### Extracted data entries
════════

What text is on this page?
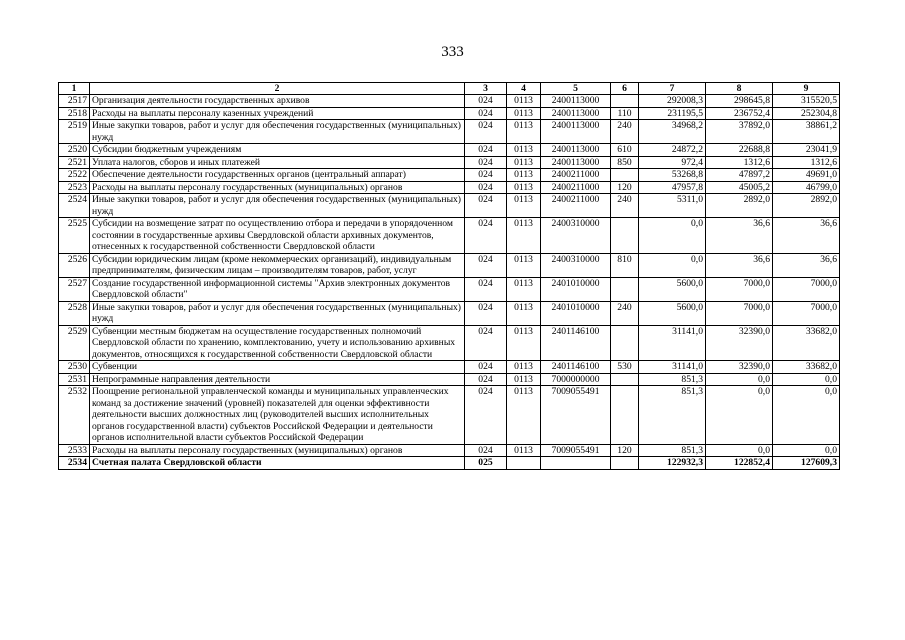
333
1	2	3	4	5	6	7	8	9
2517	Организация деятельности государственных архивов	024	0113	2400113000		292008,3	298645,8	315520,5
2518	Расходы на выплаты персоналу казенных учреждений	024	0113	2400113000	110	231195,5	236752,4	252304,8
2519	Иные закупки товаров, работ и услуг для обеспечения государственных (муниципальных) нужд	024	0113	2400113000	240	34968,2	37892,0	38861,2
2520	Субсидии бюджетным учреждениям	024	0113	2400113000	610	24872,2	22688,8	23041,9
2521	Уплата налогов, сборов и иных платежей	024	0113	2400113000	850	972,4	1312,6	1312,6
2522	Обеспечение деятельности государственных органов (центральный аппарат)	024	0113	2400211000		53268,8	47897,2	49691,0
2523	Расходы на выплаты персоналу государственных (муниципальных) органов	024	0113	2400211000	120	47957,8	45005,2	46799,0
2524	Иные закупки товаров, работ и услуг для обеспечения государственных (муниципальных) нужд	024	0113	2400211000	240	5311,0	2892,0	2892,0
2525	Субсидии на возмещение затрат по осуществлению отбора и передачи в упорядоченном состоянии в государственные архивы Свердловской области архивных документов, отнесенных к государственной собственности Свердловской области	024	0113	2400310000		0,0	36,6	36,6
2526	Субсидии юридическим лицам (кроме некоммерческих организаций), индивидуальным предпринимателям, физическим лицам – производителям товаров, работ, услуг	024	0113	2400310000	810	0,0	36,6	36,6
2527	Создание государственной информационной системы "Архив электронных документов Свердловской области"	024	0113	2401010000		5600,0	7000,0	7000,0
2528	Иные закупки товаров, работ и услуг для обеспечения государственных (муниципальных) нужд	024	0113	2401010000	240	5600,0	7000,0	7000,0
2529	Субвенции местным бюджетам на осуществление государственных полномочий Свердловской области по хранению, комплектованию, учету и использованию архивных документов, относящихся к государственной собственности Свердловской области	024	0113	2401146100		31141,0	32390,0	33682,0
2530	Субвенции	024	0113	2401146100	530	31141,0	32390,0	33682,0
2531	Непрограммные направления деятельности	024	0113	7000000000		851,3	0,0	0,0
2532	Поощрение региональной управленческой команды и муниципальных управленческих команд за достижение значений (уровней) показателей для оценки эффективности деятельности высших должностных лиц (руководителей высших исполнительных органов государственной власти) субъектов Российской Федерации и деятельности органов исполнительной власти субъектов Российской Федерации	024	0113	7009055491		851,3	0,0	0,0
2533	Расходы на выплаты персоналу государственных (муниципальных) органов	024	0113	7009055491	120	851,3	0,0	0,0
2534	Счетная палата Свердловской области	025				122932,3	122852,4	127609,3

════════

### The request
Write out the whole listing exactly, and drop the pictures.

### Output for this exercise
What text is on this page?
333
1	2	3	4	5	6	7	8	9
2517	Организация деятельности государственных архивов	024	0113	2400113000		292008,3	298645,8	315520,5
2518	Расходы на выплаты персоналу казенных учреждений	024	0113	2400113000	110	231195,5	236752,4	252304,8
2519	Иные закупки товаров, работ и услуг для обеспечения государственных (муниципальных) нужд	024	0113	2400113000	240	34968,2	37892,0	38861,2
2520	Субсидии бюджетным учреждениям	024	0113	2400113000	610	24872,2	22688,8	23041,9
2521	Уплата налогов, сборов и иных платежей	024	0113	2400113000	850	972,4	1312,6	1312,6
2522	Обеспечение деятельности государственных органов (центральный аппарат)	024	0113	2400211000		53268,8	47897,2	49691,0
2523	Расходы на выплаты персоналу государственных (муниципальных) органов	024	0113	2400211000	120	47957,8	45005,2	46799,0
2524	Иные закупки товаров, работ и услуг для обеспечения государственных (муниципальных) нужд	024	0113	2400211000	240	5311,0	2892,0	2892,0
2525	Субсидии на возмещение затрат по осуществлению отбора и передачи в упорядоченном состоянии в государственные архивы Свердловской области архивных документов, отнесенных к государственной собственности Свердловской области	024	0113	2400310000		0,0	36,6	36,6
2526	Субсидии юридическим лицам (кроме некоммерческих организаций), индивидуальным предпринимателям, физическим лицам – производителям товаров, работ, услуг	024	0113	2400310000	810	0,0	36,6	36,6
2527	Создание государственной информационной системы "Архив электронных документов Свердловской области"	024	0113	2401010000		5600,0	7000,0	7000,0
2528	Иные закупки товаров, работ и услуг для обеспечения государственных (муниципальных) нужд	024	0113	2401010000	240	5600,0	7000,0	7000,0
2529	Субвенции местным бюджетам на осуществление государственных полномочий Свердловской области по хранению, комплектованию, учету и использованию архивных документов, относящихся к государственной собственности Свердловской области	024	0113	2401146100		31141,0	32390,0	33682,0
2530	Субвенции	024	0113	2401146100	530	31141,0	32390,0	33682,0
2531	Непрограммные направления деятельности	024	0113	7000000000		851,3	0,0	0,0
2532	Поощрение региональной управленческой команды и муниципальных управленческих команд за достижение значений (уровней) показателей для оценки эффективности деятельности высших должностных лиц (руководителей высших исполнительных органов государственной власти) субъектов Российской Федерации и деятельности органов исполнительной власти субъектов Российской Федерации	024	0113	7009055491		851,3	0,0	0,0
2533	Расходы на выплаты персоналу государственных (муниципальных) органов	024	0113	7009055491	120	851,3	0,0	0,0
2534	Счетная палата Свердловской области	025				122932,3	122852,4	127609,3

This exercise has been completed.